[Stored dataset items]
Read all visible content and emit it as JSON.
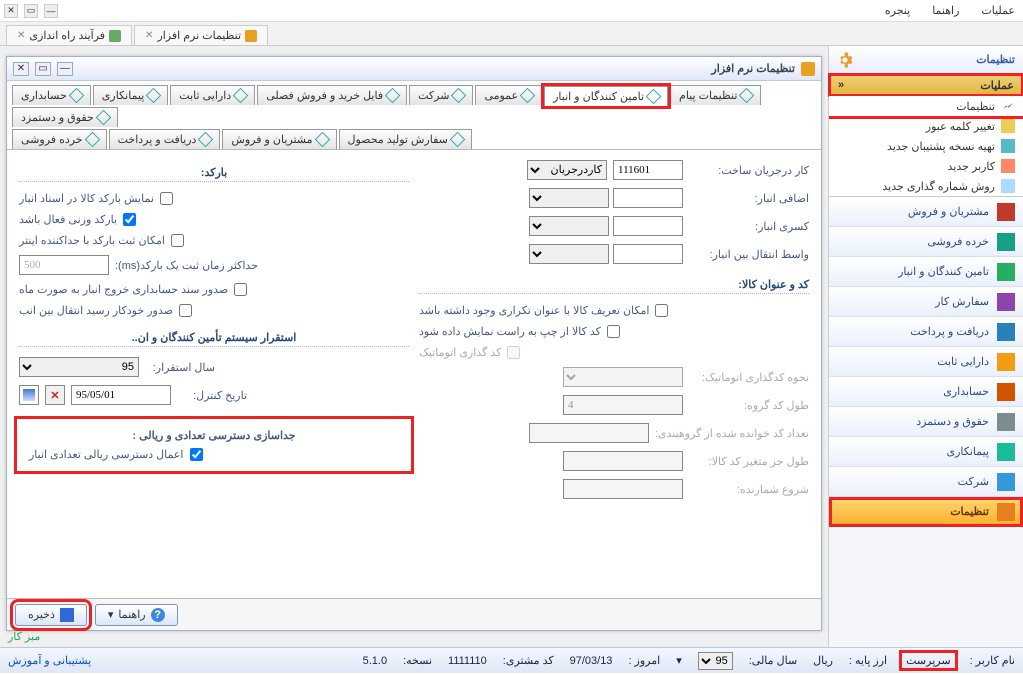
{
  "topmenu": {
    "ops": "عملیات",
    "help": "راهنما",
    "window": "پنجره"
  },
  "doc_tabs": [
    {
      "label": "فرآیند راه اندازی"
    },
    {
      "label": "تنظیمات نرم افزار"
    }
  ],
  "sidebar": {
    "title": "تنظیمات",
    "accordion": "عملیات",
    "tree": [
      {
        "label": "تنظیمات",
        "hl": true
      },
      {
        "label": "تغییر کلمه عبور"
      },
      {
        "label": "تهیه نسخه پشتیبان جدید"
      },
      {
        "label": "کاربر جدید"
      },
      {
        "label": "روش شماره گذاری جدید"
      }
    ],
    "actions": [
      {
        "label": "مشتریان و فروش",
        "color": "#c0392b"
      },
      {
        "label": "خرده فروشی",
        "color": "#16a085"
      },
      {
        "label": "تامین کنندگان و انبار",
        "color": "#27ae60"
      },
      {
        "label": "سفارش کار",
        "color": "#8e44ad"
      },
      {
        "label": "دریافت و پرداخت",
        "color": "#2980b9"
      },
      {
        "label": "دارایی ثابت",
        "color": "#f39c12"
      },
      {
        "label": "حسابداری",
        "color": "#d35400"
      },
      {
        "label": "حقوق و دستمزد",
        "color": "#7f8c8d"
      },
      {
        "label": "پیمانکاری",
        "color": "#1abc9c"
      },
      {
        "label": "شرکت",
        "color": "#3498db"
      },
      {
        "label": "تنظیمات",
        "color": "#e67e22",
        "selected": true
      }
    ]
  },
  "window": {
    "title": "تنظیمات نرم افزار",
    "tabs_row1": [
      "حسابداری",
      "پیمانکاری",
      "دارایی ثابت",
      "فایل خرید و فروش فصلی",
      "شرکت",
      "عمومی",
      "تامین کنندگان و انبار",
      "تنظیمات پیام",
      "حقوق و دستمزد"
    ],
    "tabs_row2": [
      "خرده فروشی",
      "دریافت و پرداخت",
      "مشتریان و فروش",
      "سفارش تولید محصول"
    ],
    "active_tab": "تامین کنندگان و انبار"
  },
  "form": {
    "left": {
      "barcode_title": "بارکد:",
      "chk_show_barcode": "نمایش بارکد کالا در اسناد انبار",
      "chk_weight_active": "بارکد وزنی فعال باشد",
      "chk_record_enter": "امکان ثبت بارکد با جداکننده اینتر",
      "max_time_label": "حداکثر زمان ثبت یک بارکد(ms):",
      "max_time_value": "500",
      "chk_monthly_doc": "صدور سند حسابداری خروج انبار به صورت ماه",
      "chk_auto_receipt": "صدور خودکار رسید انتقال بین انب",
      "section_deploy": "استقرار سیستم تأمین کنندگان و ان..",
      "deploy_year_label": "سال استقرار:",
      "deploy_year_value": "95",
      "control_date_label": "تاریخ کنترل:",
      "control_date_value": "95/05/01",
      "section_access": "جداسازی دسترسی تعدادی و ریالی :",
      "chk_access": "اعمال دسترسی ریالی تعدادی انبار"
    },
    "right": {
      "wip_label": "کار درجریان ساخت:",
      "wip_value": "111601",
      "wip_select": "کاردرجریان",
      "add_inv": "اضافی انبار:",
      "sub_inv": "کسری انبار:",
      "transfer_inv": "واسط انتقال بین انبار:",
      "section_code": "کد و عنوان کالا:",
      "chk_dup_title": "امکان تعریف کالا با عنوان تکراری وجود داشته باشد",
      "chk_ltr": "کد کالا از چپ به راست نمایش داده شود",
      "chk_autocode": "کد گذاری اتوماتیک",
      "autocode_method": "نحوه کدگذاری اتوماتیک:",
      "group_len": "طول کد گروه:",
      "group_len_val": "4",
      "group_read": "تعداد کد خوانده شده از گروهبندی:",
      "var_len": "طول جز متغیر کد کالا:",
      "counter_start": "شروع شمارنده:"
    }
  },
  "footer": {
    "save": "ذخیره",
    "help": "راهنما",
    "desk": "میز کار"
  },
  "status": {
    "user_label": "نام کاربر :",
    "user": "سرپرست",
    "base_curr_label": "ارز پایه :",
    "base_curr": "ریال",
    "fiscal_label": "سال مالی:",
    "fiscal": "95",
    "today_label": "امروز :",
    "today": "97/03/13",
    "cust_label": "کد مشتری:",
    "cust": "1111110",
    "ver_label": "نسخه:",
    "ver": "5.1.0",
    "support": "پشتیبانی و آموزش"
  }
}
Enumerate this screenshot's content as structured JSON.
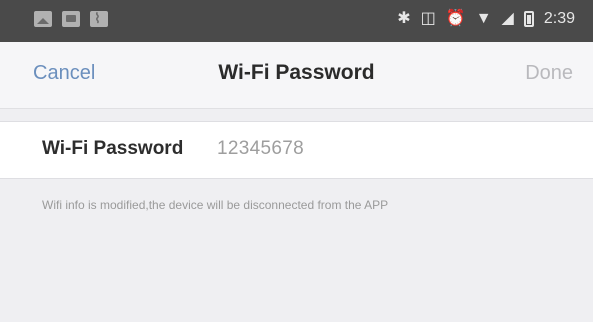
{
  "status_bar": {
    "left_icons": [
      "photo-icon",
      "gallery-icon",
      "activity-icon"
    ],
    "right_icons": [
      "bluetooth-icon",
      "vibrate-icon",
      "alarm-icon",
      "wifi-icon",
      "signal-icon",
      "battery-icon"
    ],
    "time": "2:39"
  },
  "nav": {
    "cancel_label": "Cancel",
    "title": "Wi-Fi Password",
    "done_label": "Done",
    "accent_color": "#6b8fbd"
  },
  "form": {
    "label": "Wi-Fi Password",
    "value": "12345678"
  },
  "hint": "Wifi info is modified,the device will be disconnected from the APP"
}
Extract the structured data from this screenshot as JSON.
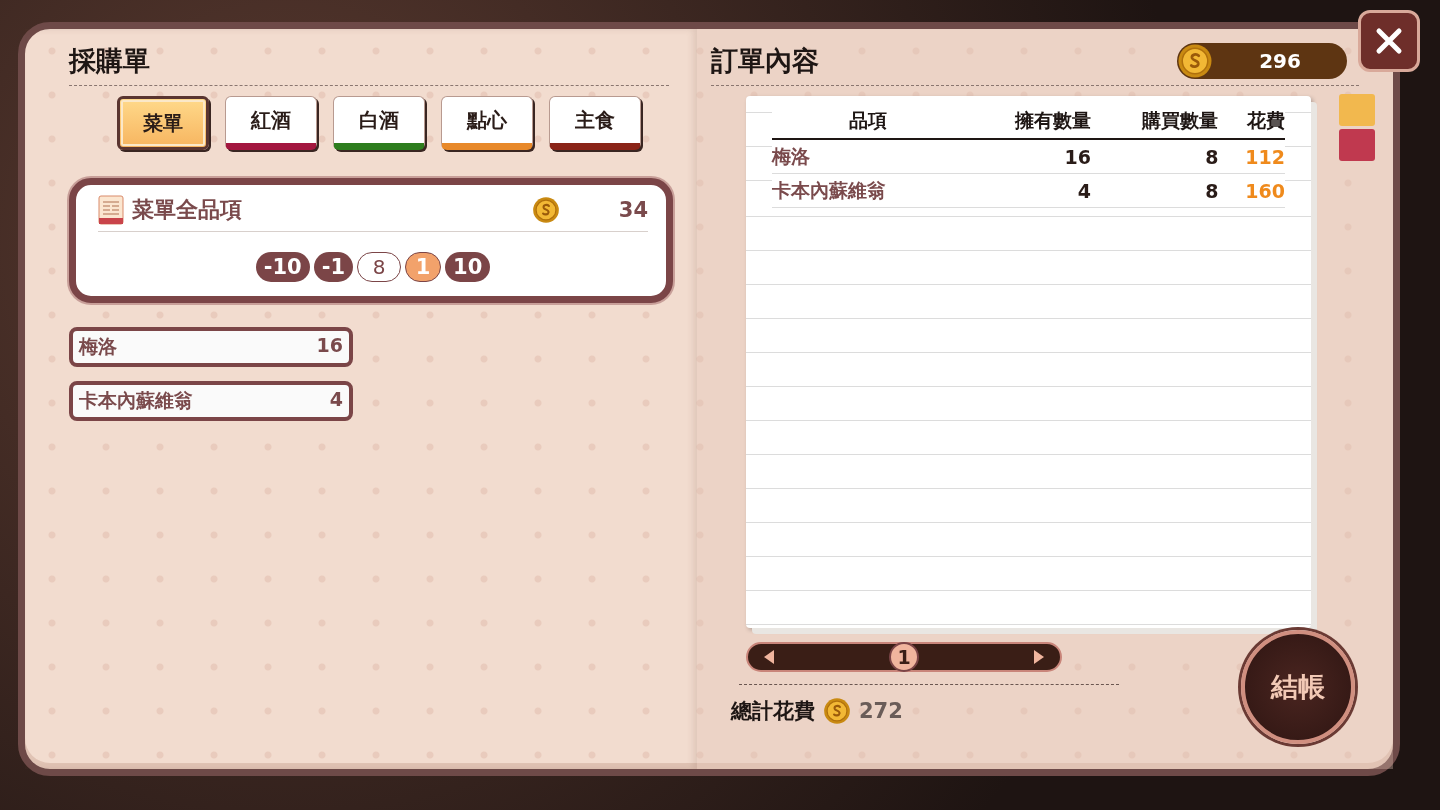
{
  "left_page": {
    "title": "採購單",
    "tabs": [
      {
        "label": "菜單",
        "selected": true,
        "color": "#5a3530"
      },
      {
        "label": "紅酒",
        "selected": false,
        "color": "#a3173f"
      },
      {
        "label": "白酒",
        "selected": false,
        "color": "#2e7d1e"
      },
      {
        "label": "點心",
        "selected": false,
        "color": "#e8892a"
      },
      {
        "label": "主食",
        "selected": false,
        "color": "#8a2418"
      }
    ],
    "selected_item": {
      "name": "菜單全品項",
      "price": "34",
      "controls": [
        {
          "kind": "step",
          "label": "-10",
          "selected": false
        },
        {
          "kind": "step",
          "label": "-1",
          "selected": false
        },
        {
          "kind": "value",
          "label": "8"
        },
        {
          "kind": "step",
          "label": "1",
          "selected": true
        },
        {
          "kind": "step",
          "label": "10",
          "selected": false
        }
      ]
    },
    "stock": [
      {
        "name": "梅洛",
        "count": "16"
      },
      {
        "name": "卡本內蘇維翁",
        "count": "4"
      }
    ]
  },
  "right_page": {
    "title": "訂單內容",
    "balance": "296",
    "table": {
      "columns": [
        "品項",
        "擁有數量",
        "購買數量",
        "花費"
      ],
      "rows": [
        [
          "梅洛",
          "16",
          "8",
          "112"
        ],
        [
          "卡本內蘇維翁",
          "4",
          "8",
          "160"
        ]
      ]
    },
    "pager": {
      "page": "1"
    },
    "total_label": "總計花費",
    "total": "272",
    "checkout": "結帳"
  }
}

▶ [What the exercise asks]: Reproduce every line exactly and omit all pictures.

▶ [Task solution]:
Read all visible content and emit it as JSON.
{
  "topmenu": {
    "ops": "عملیات",
    "help": "راهنما",
    "window": "پنجره"
  },
  "doc_tabs": [
    {
      "label": "فرآیند راه اندازی"
    },
    {
      "label": "تنظیمات نرم افزار"
    }
  ],
  "sidebar": {
    "title": "تنظیمات",
    "accordion": "عملیات",
    "tree": [
      {
        "label": "تنظیمات",
        "hl": true
      },
      {
        "label": "تغییر کلمه عبور"
      },
      {
        "label": "تهیه نسخه پشتیبان جدید"
      },
      {
        "label": "کاربر جدید"
      },
      {
        "label": "روش شماره گذاری جدید"
      }
    ],
    "actions": [
      {
        "label": "مشتریان و فروش",
        "color": "#c0392b"
      },
      {
        "label": "خرده فروشی",
        "color": "#16a085"
      },
      {
        "label": "تامین کنندگان و انبار",
        "color": "#27ae60"
      },
      {
        "label": "سفارش کار",
        "color": "#8e44ad"
      },
      {
        "label": "دریافت و پرداخت",
        "color": "#2980b9"
      },
      {
        "label": "دارایی ثابت",
        "color": "#f39c12"
      },
      {
        "label": "حسابداری",
        "color": "#d35400"
      },
      {
        "label": "حقوق و دستمزد",
        "color": "#7f8c8d"
      },
      {
        "label": "پیمانکاری",
        "color": "#1abc9c"
      },
      {
        "label": "شرکت",
        "color": "#3498db"
      },
      {
        "label": "تنظیمات",
        "color": "#e67e22",
        "selected": true
      }
    ]
  },
  "window": {
    "title": "تنظیمات نرم افزار",
    "tabs_row1": [
      "حسابداری",
      "پیمانکاری",
      "دارایی ثابت",
      "فایل خرید و فروش فصلی",
      "شرکت",
      "عمومی",
      "تامین کنندگان و انبار",
      "تنظیمات پیام",
      "حقوق و دستمزد"
    ],
    "tabs_row2": [
      "خرده فروشی",
      "دریافت و پرداخت",
      "مشتریان و فروش",
      "سفارش تولید محصول"
    ],
    "active_tab": "تامین کنندگان و انبار"
  },
  "form": {
    "left": {
      "barcode_title": "بارکد:",
      "chk_show_barcode": "نمایش بارکد کالا در اسناد انبار",
      "chk_weight_active": "بارکد وزنی فعال باشد",
      "chk_record_enter": "امکان ثبت بارکد با جداکننده اینتر",
      "max_time_label": "حداکثر زمان ثبت یک بارکد(ms):",
      "max_time_value": "500",
      "chk_monthly_doc": "صدور سند حسابداری خروج انبار به صورت ماه",
      "chk_auto_receipt": "صدور خودکار رسید انتقال بین انب",
      "section_deploy": "استقرار سیستم تأمین کنندگان و ان..",
      "deploy_year_label": "سال استقرار:",
      "deploy_year_value": "95",
      "control_date_label": "تاریخ کنترل:",
      "control_date_value": "95/05/01",
      "section_access": "جداسازی دسترسی تعدادی و ریالی :",
      "chk_access": "اعمال دسترسی ریالی تعدادی انبار"
    },
    "right": {
      "wip_label": "کار درجریان ساخت:",
      "wip_value": "111601",
      "wip_select": "کاردرجریان",
      "add_inv": "اضافی انبار:",
      "sub_inv": "کسری انبار:",
      "transfer_inv": "واسط انتقال بین انبار:",
      "section_code": "کد و عنوان کالا:",
      "chk_dup_title": "امکان تعریف کالا با عنوان تکراری وجود داشته باشد",
      "chk_ltr": "کد کالا از چپ به راست نمایش داده شود",
      "chk_autocode": "کد گذاری اتوماتیک",
      "autocode_method": "نحوه کدگذاری اتوماتیک:",
      "group_len": "طول کد گروه:",
      "group_len_val": "4",
      "group_read": "تعداد کد خوانده شده از گروهبندی:",
      "var_len": "طول جز متغیر کد کالا:",
      "counter_start": "شروع شمارنده:"
    }
  },
  "footer": {
    "save": "ذخیره",
    "help": "راهنما",
    "desk": "میز کار"
  },
  "status": {
    "user_label": "نام کاربر :",
    "user": "سرپرست",
    "base_curr_label": "ارز پایه :",
    "base_curr": "ریال",
    "fiscal_label": "سال مالی:",
    "fiscal": "95",
    "today_label": "امروز :",
    "today": "97/03/13",
    "cust_label": "کد مشتری:",
    "cust": "1111110",
    "ver_label": "نسخه:",
    "ver": "5.1.0",
    "support": "پشتیبانی و آموزش"
  }
}
Enumerate this screenshot's content as structured JSON.
{
  "status_bar": {
    "left_icons": [
      "photo-icon",
      "gallery-icon",
      "activity-icon"
    ],
    "right_icons": [
      "bluetooth-icon",
      "vibrate-icon",
      "alarm-icon",
      "wifi-icon",
      "signal-icon",
      "battery-icon"
    ],
    "time": "2:39"
  },
  "nav": {
    "cancel_label": "Cancel",
    "title": "Wi-Fi Password",
    "done_label": "Done",
    "accent_color": "#6b8fbd"
  },
  "form": {
    "label": "Wi-Fi Password",
    "value": "12345678"
  },
  "hint": "Wifi info is modified,the device will be disconnected from the APP"
}
Extract the structured data from this screenshot as JSON.
{
  "left_page": {
    "title": "採購單",
    "tabs": [
      {
        "label": "菜單",
        "selected": true,
        "color": "#5a3530"
      },
      {
        "label": "紅酒",
        "selected": false,
        "color": "#a3173f"
      },
      {
        "label": "白酒",
        "selected": false,
        "color": "#2e7d1e"
      },
      {
        "label": "點心",
        "selected": false,
        "color": "#e8892a"
      },
      {
        "label": "主食",
        "selected": false,
        "color": "#8a2418"
      }
    ],
    "selected_item": {
      "name": "菜單全品項",
      "price": "34",
      "controls": [
        {
          "kind": "step",
          "label": "-10",
          "selected": false
        },
        {
          "kind": "step",
          "label": "-1",
          "selected": false
        },
        {
          "kind": "value",
          "label": "8"
        },
        {
          "kind": "step",
          "label": "1",
          "selected": true
        },
        {
          "kind": "step",
          "label": "10",
          "selected": false
        }
      ]
    },
    "stock": [
      {
        "name": "梅洛",
        "count": "16"
      },
      {
        "name": "卡本內蘇維翁",
        "count": "4"
      }
    ]
  },
  "right_page": {
    "title": "訂單內容",
    "balance": "296",
    "table": {
      "columns": [
        "品項",
        "擁有數量",
        "購買數量",
        "花費"
      ],
      "rows": [
        [
          "梅洛",
          "16",
          "8",
          "112"
        ],
        [
          "卡本內蘇維翁",
          "4",
          "8",
          "160"
        ]
      ]
    },
    "pager": {
      "page": "1"
    },
    "total_label": "總計花費",
    "total": "272",
    "checkout": "結帳"
  }
}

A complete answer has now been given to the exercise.